◆ What needs to be done ◆
Transcribe every entry below word for word, but skip the pictures.

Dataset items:
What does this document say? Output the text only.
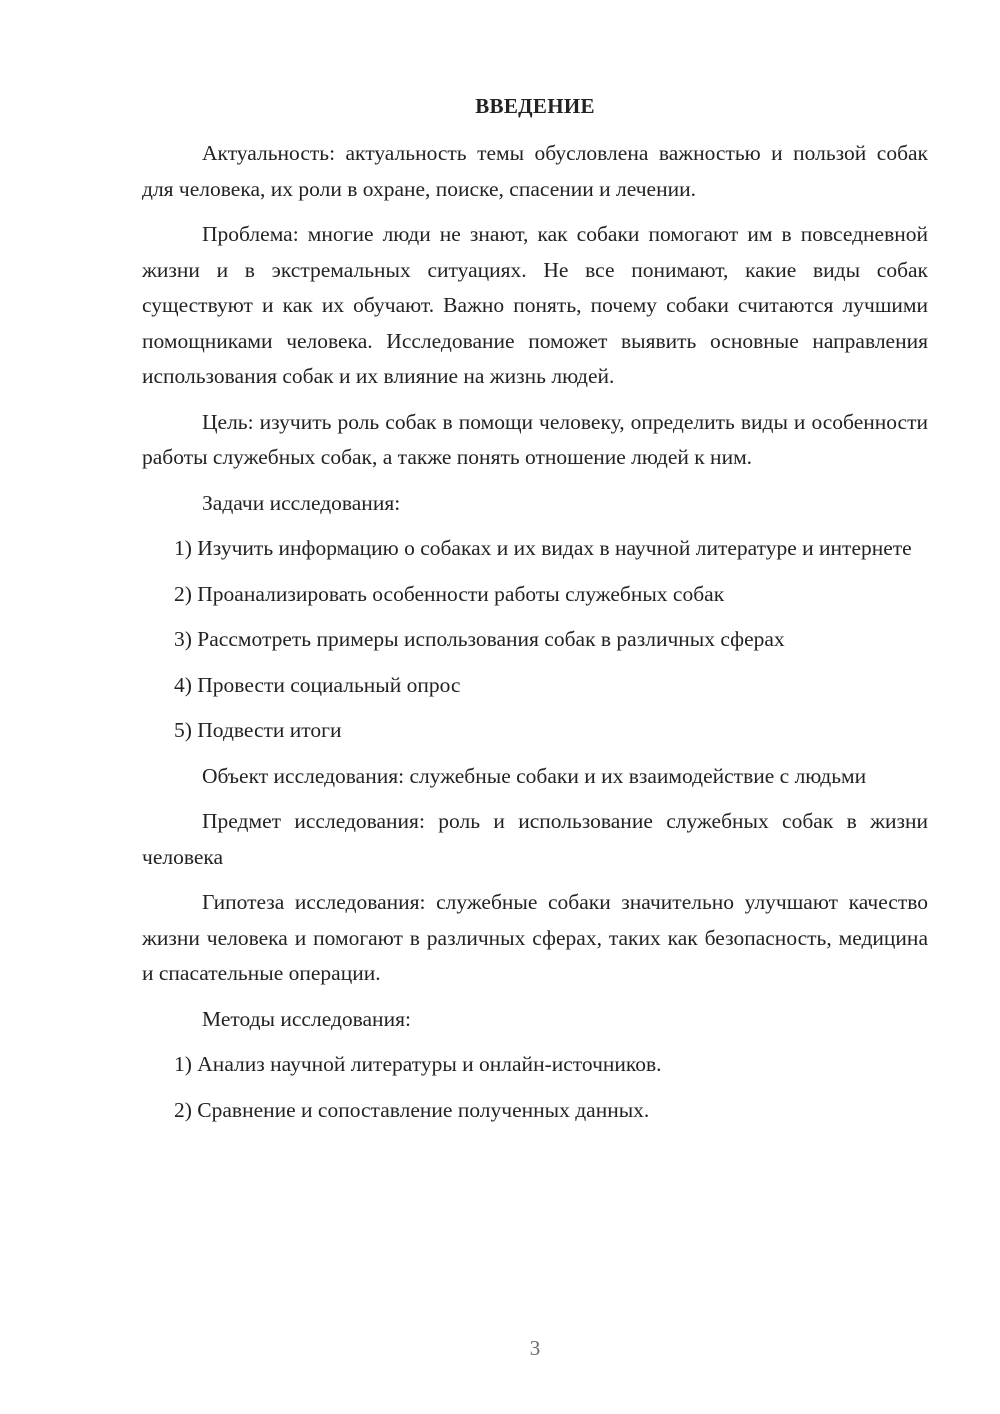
ВВЕДЕНИЕ

Актуальность: актуальность темы обусловлена важностью и пользой собак для человека, их роли в охране, поиске, спасении и лечении.

Проблема: многие люди не знают, как собаки помогают им в повседневной жизни и в экстремальных ситуациях. Не все понимают, какие виды собак существуют и как их обучают. Важно понять, почему собаки считаются лучшими помощниками человека. Исследование поможет выявить основные направления использования собак и их влияние на жизнь людей.

Цель: изучить роль собак в помощи человеку, определить виды и особенности работы служебных собак, а также понять отношение людей к ним.

Задачи исследования:

1) Изучить информацию о собаках и их видах в научной литературе и интернете

2) Проанализировать особенности работы служебных собак

3) Рассмотреть примеры использования собак в различных сферах

4) Провести социальный опрос

5) Подвести итоги

Объект исследования: служебные собаки и их взаимодействие с людьми

Предмет исследования: роль и использование служебных собак в жизни человека

Гипотеза исследования: служебные собаки значительно улучшают качество жизни человека и помогают в различных сферах, таких как безопасность, медицина и спасательные операции.

Методы исследования:

1) Анализ научной литературы и онлайн-источников.

2) Сравнение и сопоставление полученных данных.

3
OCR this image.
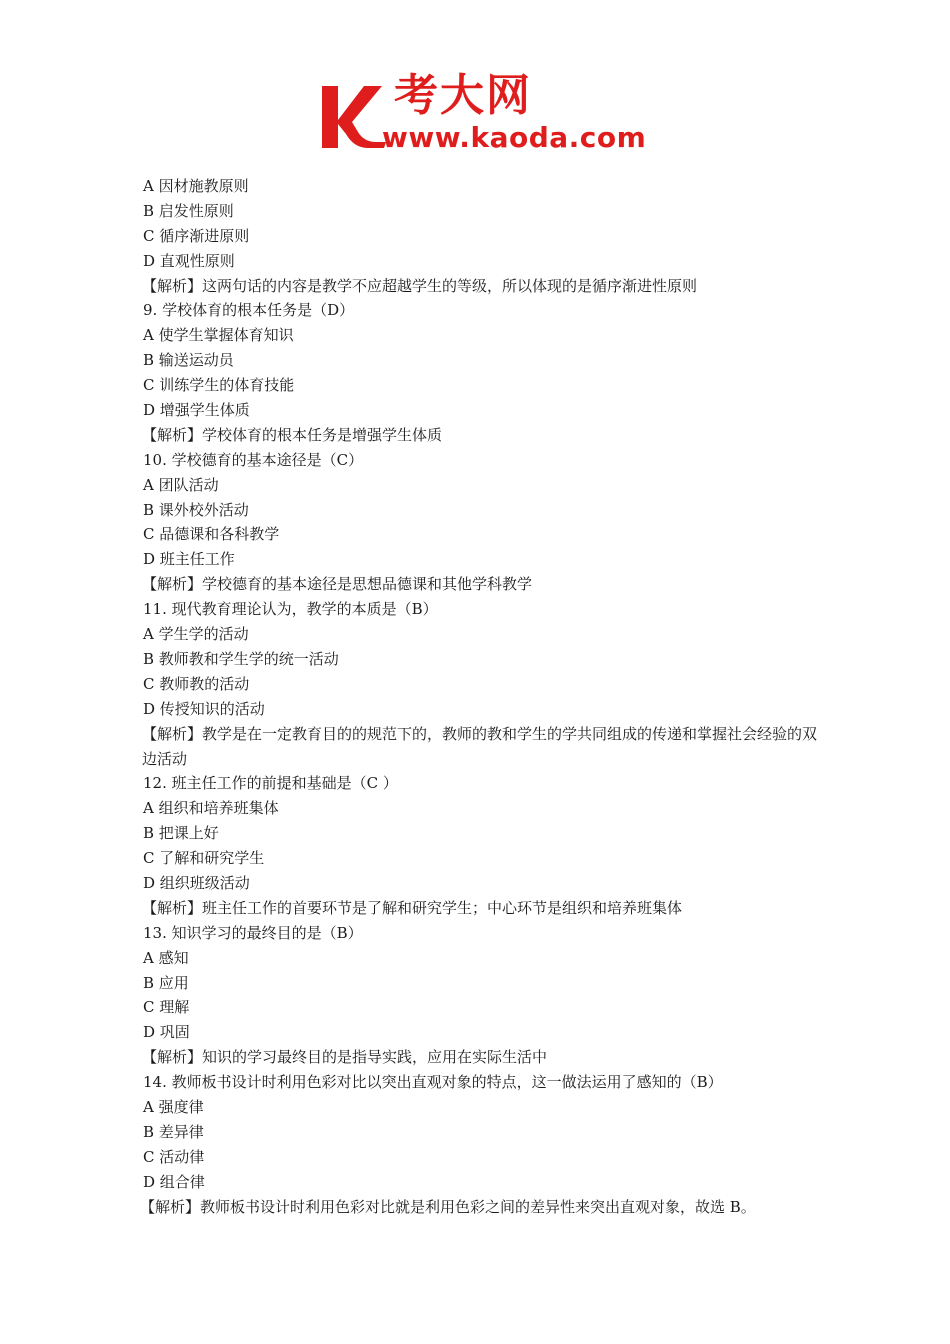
考大网
www.kaoda.com
A 因材施教原则
B 启发性原则
C 循序渐进原则
D 直观性原则
【解析】这两句话的内容是教学不应超越学生的等级，所以体现的是循序渐进性原则
9. 学校体育的根本任务是（D）
A 使学生掌握体育知识
B 输送运动员
C 训练学生的体育技能
D 增强学生体质
【解析】学校体育的根本任务是增强学生体质
10. 学校德育的基本途径是（C）
A 团队活动
B 课外校外活动
C 品德课和各科教学
D 班主任工作
【解析】学校德育的基本途径是思想品德课和其他学科教学
11. 现代教育理论认为，教学的本质是（B）
A 学生学的活动
B 教师教和学生学的统一活动
C 教师教的活动
D 传授知识的活动
【解析】教学是在一定教育目的的规范下的，教师的教和学生的学共同组成的传递和掌握社会经验的双边活动
12. 班主任工作的前提和基础是（C ）
A 组织和培养班集体
B 把课上好
C 了解和研究学生
D 组织班级活动
【解析】班主任工作的首要环节是了解和研究学生；中心环节是组织和培养班集体
13. 知识学习的最终目的是（B）
A 感知
B 应用
C 理解
D 巩固
【解析】知识的学习最终目的是指导实践，应用在实际生活中
14. 教师板书设计时利用色彩对比以突出直观对象的特点，这一做法运用了感知的（B）
A 强度律
B 差异律
C 活动律
D 组合律
【解析】教师板书设计时利用色彩对比就是利用色彩之间的差异性来突出直观对象，故选 B。
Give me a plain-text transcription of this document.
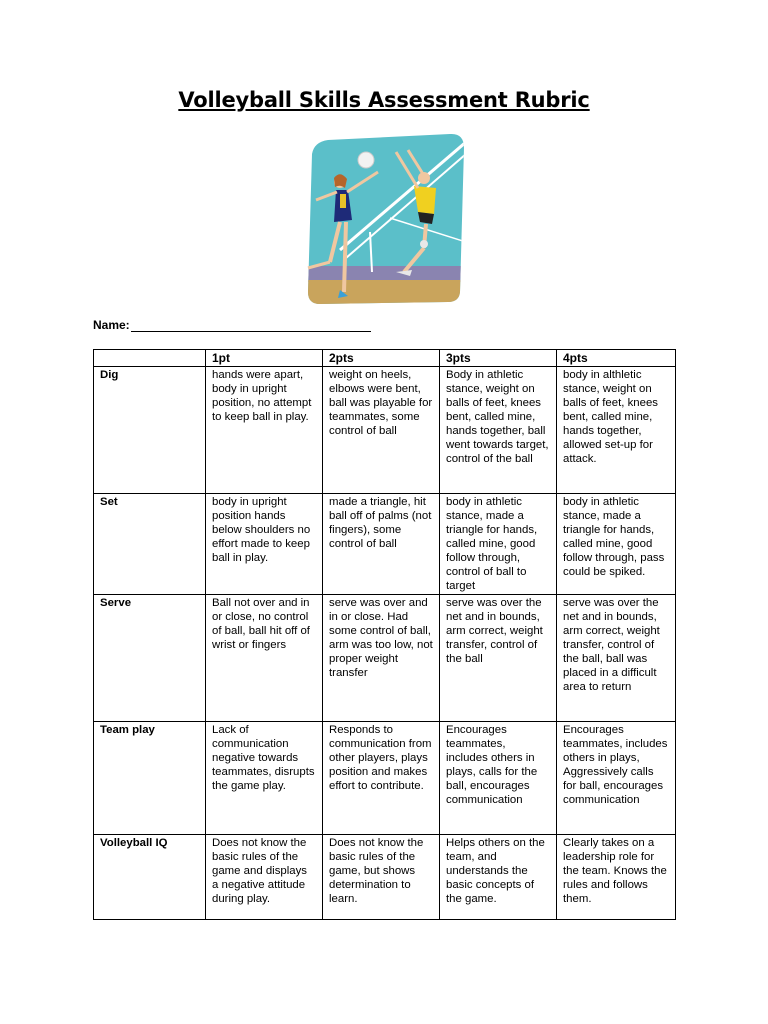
Volleyball Skills Assessment Rubric
Name:
	1pt	2pts	3pts	4pts
Dig	hands were apart, body in upright position, no attempt to keep ball in play.	weight on heels, elbows were bent, ball was playable for teammates, some control of ball	Body in athletic stance, weight on balls of feet, knees bent, called mine, hands together, ball went towards target, control of the ball	body in althletic stance, weight on balls of feet, knees bent, called mine, hands together, allowed set-up for attack.
Set	body in upright position hands below shoulders no effort made to keep ball in play.	made a triangle, hit ball off of palms (not fingers), some control of ball	body in athletic stance, made a triangle for hands, called mine, good follow through, control of ball to target	body in athletic stance, made a triangle for hands, called mine, good follow through, pass could be spiked.
Serve	Ball not over and in or close, no control of ball, ball hit off of wrist or fingers	serve was over and in or close. Had some control of ball, arm was too low, not proper weight transfer	serve was over the net and in bounds, arm correct, weight transfer, control of the ball	serve was over the net and in bounds, arm correct, weight transfer, control of the ball, ball was placed in a difficult area to return
Team play	Lack of communication negative towards teammates, disrupts the game play.	Responds to communication from other players, plays position and makes effort to contribute.	Encourages teammates, includes others in plays, calls for the ball, encourages communication	Encourages teammates, includes others in plays, Aggressively calls for ball, encourages communication
Volleyball IQ	Does not know the basic rules of the game and displays a negative attitude during play.	Does not know the basic rules of the game, but shows determination to learn.	Helps others on the team, and understands the basic concepts of the game.	Clearly takes on a leadership role for the team. Knows the rules and follows them.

◆ Result of the task ◆
What does this document say? Output the text only.
ВВЕДЕНИЕ

Актуальность: актуальность темы обусловлена важностью и пользой собак для человека, их роли в охране, поиске, спасении и лечении.

Проблема: многие люди не знают, как собаки помогают им в повседневной жизни и в экстремальных ситуациях. Не все понимают, какие виды собак существуют и как их обучают. Важно понять, почему собаки считаются лучшими помощниками человека. Исследование поможет выявить основные направления использования собак и их влияние на жизнь людей.

Цель: изучить роль собак в помощи человеку, определить виды и особенности работы служебных собак, а также понять отношение людей к ним.

Задачи исследования:

1) Изучить информацию о собаках и их видах в научной литературе и интернете

2) Проанализировать особенности работы служебных собак

3) Рассмотреть примеры использования собак в различных сферах

4) Провести социальный опрос

5) Подвести итоги

Объект исследования: служебные собаки и их взаимодействие с людьми

Предмет исследования: роль и использование служебных собак в жизни человека

Гипотеза исследования: служебные собаки значительно улучшают качество жизни человека и помогают в различных сферах, таких как безопасность, медицина и спасательные операции.

Методы исследования:

1) Анализ научной литературы и онлайн-источников.

2) Сравнение и сопоставление полученных данных.

3
OCR this image.
考大网
www.kaoda.com
A 因材施教原则
B 启发性原则
C 循序渐进原则
D 直观性原则
【解析】这两句话的内容是教学不应超越学生的等级，所以体现的是循序渐进性原则
9. 学校体育的根本任务是（D）
A 使学生掌握体育知识
B 输送运动员
C 训练学生的体育技能
D 增强学生体质
【解析】学校体育的根本任务是增强学生体质
10. 学校德育的基本途径是（C）
A 团队活动
B 课外校外活动
C 品德课和各科教学
D 班主任工作
【解析】学校德育的基本途径是思想品德课和其他学科教学
11. 现代教育理论认为，教学的本质是（B）
A 学生学的活动
B 教师教和学生学的统一活动
C 教师教的活动
D 传授知识的活动
【解析】教学是在一定教育目的的规范下的，教师的教和学生的学共同组成的传递和掌握社会经验的双边活动
12. 班主任工作的前提和基础是（C ）
A 组织和培养班集体
B 把课上好
C 了解和研究学生
D 组织班级活动
【解析】班主任工作的首要环节是了解和研究学生；中心环节是组织和培养班集体
13. 知识学习的最终目的是（B）
A 感知
B 应用
C 理解
D 巩固
【解析】知识的学习最终目的是指导实践，应用在实际生活中
14. 教师板书设计时利用色彩对比以突出直观对象的特点，这一做法运用了感知的（B）
A 强度律
B 差异律
C 活动律
D 组合律
【解析】教师板书设计时利用色彩对比就是利用色彩之间的差异性来突出直观对象，故选 B。
Give me a plain-text transcription of this document.
Volleyball Skills Assessment Rubric
Name:
	1pt	2pts	3pts	4pts
Dig	hands were apart, body in upright position, no attempt to keep ball in play.	weight on heels, elbows were bent, ball was playable for teammates, some control of ball	Body in athletic stance, weight on balls of feet, knees bent, called mine, hands together, ball went towards target, control of the ball	body in althletic stance, weight on balls of feet, knees bent, called mine, hands together, allowed set-up for attack.
Set	body in upright position hands below shoulders no effort made to keep ball in play.	made a triangle, hit ball off of palms (not fingers), some control of ball	body in athletic stance, made a triangle for hands, called mine, good follow through, control of ball to target	body in athletic stance, made a triangle for hands, called mine, good follow through, pass could be spiked.
Serve	Ball not over and in or close, no control of ball, ball hit off of wrist or fingers	serve was over and in or close. Had some control of ball, arm was too low, not proper weight transfer	serve was over the net and in bounds, arm correct, weight transfer, control of the ball	serve was over the net and in bounds, arm correct, weight transfer, control of the ball, ball was placed in a difficult area to return
Team play	Lack of communication negative towards teammates, disrupts the game play.	Responds to communication from other players, plays position and makes effort to contribute.	Encourages teammates, includes others in plays, calls for the ball, encourages communication	Encourages teammates, includes others in plays, Aggressively calls for ball, encourages communication
Volleyball IQ	Does not know the basic rules of the game and displays a negative attitude during play.	Does not know the basic rules of the game, but shows determination to learn.	Helps others on the team, and understands the basic concepts of the game.	Clearly takes on a leadership role for the team. Knows the rules and follows them.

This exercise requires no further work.